## EXERCISE
Could you copy every line from the material below in which "агропромышленного" appears?
----
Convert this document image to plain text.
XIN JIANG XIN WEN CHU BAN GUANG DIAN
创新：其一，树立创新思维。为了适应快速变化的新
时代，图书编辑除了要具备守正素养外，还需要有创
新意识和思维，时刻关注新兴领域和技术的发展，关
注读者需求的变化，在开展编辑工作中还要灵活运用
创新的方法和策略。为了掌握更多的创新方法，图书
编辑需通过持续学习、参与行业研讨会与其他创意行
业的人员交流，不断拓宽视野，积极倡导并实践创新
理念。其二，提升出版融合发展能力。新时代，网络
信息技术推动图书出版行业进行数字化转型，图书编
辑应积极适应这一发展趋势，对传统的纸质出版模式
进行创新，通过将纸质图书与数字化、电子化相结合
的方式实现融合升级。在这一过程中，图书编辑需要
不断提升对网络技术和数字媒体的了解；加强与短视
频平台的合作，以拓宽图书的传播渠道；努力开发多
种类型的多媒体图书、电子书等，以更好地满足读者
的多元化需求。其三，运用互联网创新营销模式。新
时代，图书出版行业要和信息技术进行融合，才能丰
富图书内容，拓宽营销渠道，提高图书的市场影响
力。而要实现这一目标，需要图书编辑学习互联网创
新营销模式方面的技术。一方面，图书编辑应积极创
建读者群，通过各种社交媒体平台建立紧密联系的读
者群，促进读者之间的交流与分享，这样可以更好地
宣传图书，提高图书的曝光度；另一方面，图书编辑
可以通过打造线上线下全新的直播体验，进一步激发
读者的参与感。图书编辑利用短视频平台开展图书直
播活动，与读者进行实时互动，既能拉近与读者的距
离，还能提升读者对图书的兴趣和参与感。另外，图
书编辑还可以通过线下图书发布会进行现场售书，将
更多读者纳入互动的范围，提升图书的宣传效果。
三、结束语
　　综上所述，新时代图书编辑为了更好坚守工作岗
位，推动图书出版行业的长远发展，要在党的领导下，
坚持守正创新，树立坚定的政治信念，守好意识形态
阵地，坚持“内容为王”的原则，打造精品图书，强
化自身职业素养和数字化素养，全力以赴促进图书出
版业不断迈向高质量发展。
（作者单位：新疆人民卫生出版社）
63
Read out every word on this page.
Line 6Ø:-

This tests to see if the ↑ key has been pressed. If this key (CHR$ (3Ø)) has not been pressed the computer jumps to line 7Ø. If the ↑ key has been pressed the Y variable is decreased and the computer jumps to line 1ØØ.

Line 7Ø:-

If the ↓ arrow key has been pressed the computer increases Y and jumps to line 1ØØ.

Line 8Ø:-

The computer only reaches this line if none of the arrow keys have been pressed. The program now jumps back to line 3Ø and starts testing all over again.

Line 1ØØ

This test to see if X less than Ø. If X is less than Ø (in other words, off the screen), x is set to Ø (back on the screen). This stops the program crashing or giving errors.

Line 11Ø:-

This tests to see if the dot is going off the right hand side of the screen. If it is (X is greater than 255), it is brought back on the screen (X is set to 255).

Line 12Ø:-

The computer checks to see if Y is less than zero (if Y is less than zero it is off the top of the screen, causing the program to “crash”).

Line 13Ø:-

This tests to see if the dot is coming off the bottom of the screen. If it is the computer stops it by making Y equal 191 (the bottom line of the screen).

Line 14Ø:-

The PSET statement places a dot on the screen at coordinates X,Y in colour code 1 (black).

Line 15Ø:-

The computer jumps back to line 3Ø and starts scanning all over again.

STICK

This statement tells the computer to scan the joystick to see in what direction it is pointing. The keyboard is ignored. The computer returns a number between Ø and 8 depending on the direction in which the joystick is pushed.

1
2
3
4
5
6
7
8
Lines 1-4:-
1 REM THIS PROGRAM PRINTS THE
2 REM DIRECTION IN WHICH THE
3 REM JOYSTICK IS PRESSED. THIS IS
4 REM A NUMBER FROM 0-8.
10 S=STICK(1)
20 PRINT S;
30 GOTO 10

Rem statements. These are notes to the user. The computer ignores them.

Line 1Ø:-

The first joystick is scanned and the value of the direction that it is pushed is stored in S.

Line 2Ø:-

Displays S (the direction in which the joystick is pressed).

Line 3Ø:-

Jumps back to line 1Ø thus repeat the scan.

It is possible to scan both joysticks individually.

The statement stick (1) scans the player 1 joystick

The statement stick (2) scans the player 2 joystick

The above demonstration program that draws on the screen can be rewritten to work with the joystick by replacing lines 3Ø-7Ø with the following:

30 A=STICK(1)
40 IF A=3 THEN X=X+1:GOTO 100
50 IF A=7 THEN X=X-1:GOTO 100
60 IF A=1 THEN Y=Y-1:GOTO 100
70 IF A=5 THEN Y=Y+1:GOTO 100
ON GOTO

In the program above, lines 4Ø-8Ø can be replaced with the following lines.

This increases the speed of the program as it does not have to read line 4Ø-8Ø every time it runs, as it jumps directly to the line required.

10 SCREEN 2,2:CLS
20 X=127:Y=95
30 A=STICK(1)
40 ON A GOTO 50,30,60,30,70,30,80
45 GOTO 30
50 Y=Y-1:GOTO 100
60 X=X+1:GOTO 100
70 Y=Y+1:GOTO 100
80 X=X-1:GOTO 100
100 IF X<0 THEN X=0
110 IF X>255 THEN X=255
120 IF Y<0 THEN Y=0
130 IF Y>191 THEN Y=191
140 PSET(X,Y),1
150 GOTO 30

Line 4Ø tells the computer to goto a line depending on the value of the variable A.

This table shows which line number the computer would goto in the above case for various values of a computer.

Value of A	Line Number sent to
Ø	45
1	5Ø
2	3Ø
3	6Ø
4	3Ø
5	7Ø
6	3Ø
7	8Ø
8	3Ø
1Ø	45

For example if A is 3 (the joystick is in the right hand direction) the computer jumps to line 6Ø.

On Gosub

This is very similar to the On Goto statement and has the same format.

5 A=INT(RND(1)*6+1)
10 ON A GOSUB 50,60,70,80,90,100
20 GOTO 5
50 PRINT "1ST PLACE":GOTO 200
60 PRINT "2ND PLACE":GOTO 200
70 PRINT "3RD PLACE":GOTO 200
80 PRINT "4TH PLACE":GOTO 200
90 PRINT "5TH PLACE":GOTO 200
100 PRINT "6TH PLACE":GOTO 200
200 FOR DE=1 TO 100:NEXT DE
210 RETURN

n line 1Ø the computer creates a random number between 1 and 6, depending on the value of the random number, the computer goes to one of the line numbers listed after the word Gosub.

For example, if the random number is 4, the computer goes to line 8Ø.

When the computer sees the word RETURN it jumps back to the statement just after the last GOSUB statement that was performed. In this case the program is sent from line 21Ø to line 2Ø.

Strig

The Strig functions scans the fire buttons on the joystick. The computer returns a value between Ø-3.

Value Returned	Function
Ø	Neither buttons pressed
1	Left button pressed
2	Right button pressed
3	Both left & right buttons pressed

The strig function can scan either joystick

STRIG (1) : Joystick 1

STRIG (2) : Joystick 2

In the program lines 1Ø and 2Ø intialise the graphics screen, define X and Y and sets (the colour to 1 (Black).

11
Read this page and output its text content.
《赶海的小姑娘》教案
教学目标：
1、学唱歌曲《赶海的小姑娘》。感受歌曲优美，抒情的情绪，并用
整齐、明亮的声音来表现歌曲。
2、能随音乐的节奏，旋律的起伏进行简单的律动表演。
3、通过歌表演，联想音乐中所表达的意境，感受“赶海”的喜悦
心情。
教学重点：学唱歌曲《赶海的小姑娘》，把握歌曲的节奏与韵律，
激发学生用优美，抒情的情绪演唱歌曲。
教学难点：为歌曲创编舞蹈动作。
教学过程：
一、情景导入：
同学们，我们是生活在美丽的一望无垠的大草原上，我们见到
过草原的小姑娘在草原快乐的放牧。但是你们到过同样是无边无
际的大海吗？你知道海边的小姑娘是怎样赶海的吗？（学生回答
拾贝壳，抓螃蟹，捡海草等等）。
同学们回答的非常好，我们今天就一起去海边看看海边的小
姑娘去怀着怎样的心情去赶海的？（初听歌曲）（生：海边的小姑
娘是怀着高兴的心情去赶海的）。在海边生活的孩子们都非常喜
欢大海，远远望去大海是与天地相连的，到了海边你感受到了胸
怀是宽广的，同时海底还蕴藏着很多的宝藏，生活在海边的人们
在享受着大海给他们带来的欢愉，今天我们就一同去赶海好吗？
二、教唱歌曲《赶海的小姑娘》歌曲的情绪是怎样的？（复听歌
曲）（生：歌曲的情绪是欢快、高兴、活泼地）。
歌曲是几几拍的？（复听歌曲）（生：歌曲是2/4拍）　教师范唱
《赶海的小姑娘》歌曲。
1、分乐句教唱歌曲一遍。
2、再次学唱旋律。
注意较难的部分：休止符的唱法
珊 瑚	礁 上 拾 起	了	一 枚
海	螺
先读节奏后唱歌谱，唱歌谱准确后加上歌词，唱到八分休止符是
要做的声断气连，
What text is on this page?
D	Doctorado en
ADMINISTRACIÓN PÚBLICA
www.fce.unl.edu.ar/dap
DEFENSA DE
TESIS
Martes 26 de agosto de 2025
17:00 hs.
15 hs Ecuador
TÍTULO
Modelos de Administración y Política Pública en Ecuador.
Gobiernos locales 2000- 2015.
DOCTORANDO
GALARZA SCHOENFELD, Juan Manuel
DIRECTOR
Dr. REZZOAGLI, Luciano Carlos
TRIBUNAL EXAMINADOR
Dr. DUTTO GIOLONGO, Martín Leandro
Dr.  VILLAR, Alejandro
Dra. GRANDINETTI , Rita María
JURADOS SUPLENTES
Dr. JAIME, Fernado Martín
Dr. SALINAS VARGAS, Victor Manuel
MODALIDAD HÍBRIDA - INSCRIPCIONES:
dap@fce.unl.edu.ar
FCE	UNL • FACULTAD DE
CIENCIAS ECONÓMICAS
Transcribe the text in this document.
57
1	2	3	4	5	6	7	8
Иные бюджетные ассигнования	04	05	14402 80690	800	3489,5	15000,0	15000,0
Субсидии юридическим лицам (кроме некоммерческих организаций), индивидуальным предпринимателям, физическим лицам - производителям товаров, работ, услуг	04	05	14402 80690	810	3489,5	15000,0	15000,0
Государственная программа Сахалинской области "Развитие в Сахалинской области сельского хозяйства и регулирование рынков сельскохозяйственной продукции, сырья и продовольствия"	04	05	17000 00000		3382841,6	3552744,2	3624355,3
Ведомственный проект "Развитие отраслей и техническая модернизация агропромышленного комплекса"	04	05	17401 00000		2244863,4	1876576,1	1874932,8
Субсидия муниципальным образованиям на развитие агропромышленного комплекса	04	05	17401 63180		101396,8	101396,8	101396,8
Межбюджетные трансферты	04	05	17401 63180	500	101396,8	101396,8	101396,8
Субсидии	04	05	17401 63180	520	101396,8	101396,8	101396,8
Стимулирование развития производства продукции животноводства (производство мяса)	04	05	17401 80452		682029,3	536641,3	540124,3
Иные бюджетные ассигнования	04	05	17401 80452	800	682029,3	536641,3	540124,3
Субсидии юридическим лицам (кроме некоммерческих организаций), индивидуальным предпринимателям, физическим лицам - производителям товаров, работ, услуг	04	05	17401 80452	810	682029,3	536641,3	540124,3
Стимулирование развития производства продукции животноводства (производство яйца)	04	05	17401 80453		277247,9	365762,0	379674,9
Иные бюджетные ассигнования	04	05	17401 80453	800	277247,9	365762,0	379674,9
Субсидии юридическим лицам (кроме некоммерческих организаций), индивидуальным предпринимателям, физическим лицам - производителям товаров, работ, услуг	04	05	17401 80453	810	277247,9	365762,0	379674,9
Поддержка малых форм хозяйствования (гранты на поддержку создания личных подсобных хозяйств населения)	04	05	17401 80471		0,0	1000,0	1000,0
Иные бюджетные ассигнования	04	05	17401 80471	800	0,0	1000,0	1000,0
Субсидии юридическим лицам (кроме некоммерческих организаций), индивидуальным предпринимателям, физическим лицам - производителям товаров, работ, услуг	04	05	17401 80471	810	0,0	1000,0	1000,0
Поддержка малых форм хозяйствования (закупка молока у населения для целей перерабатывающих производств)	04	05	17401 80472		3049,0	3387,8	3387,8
----
## OUTPUT BELOW
Ведомственный проект "Развитие отраслей и техническая модернизация агропромышленного комплекса"	04	05	17401 00000		2244863,4	1876576,1	1874932,8
Субсидия муниципальным образованиям на развитие агропромышленного комплекса	04	05	17401 63180		101396,8	101396,8	101396,8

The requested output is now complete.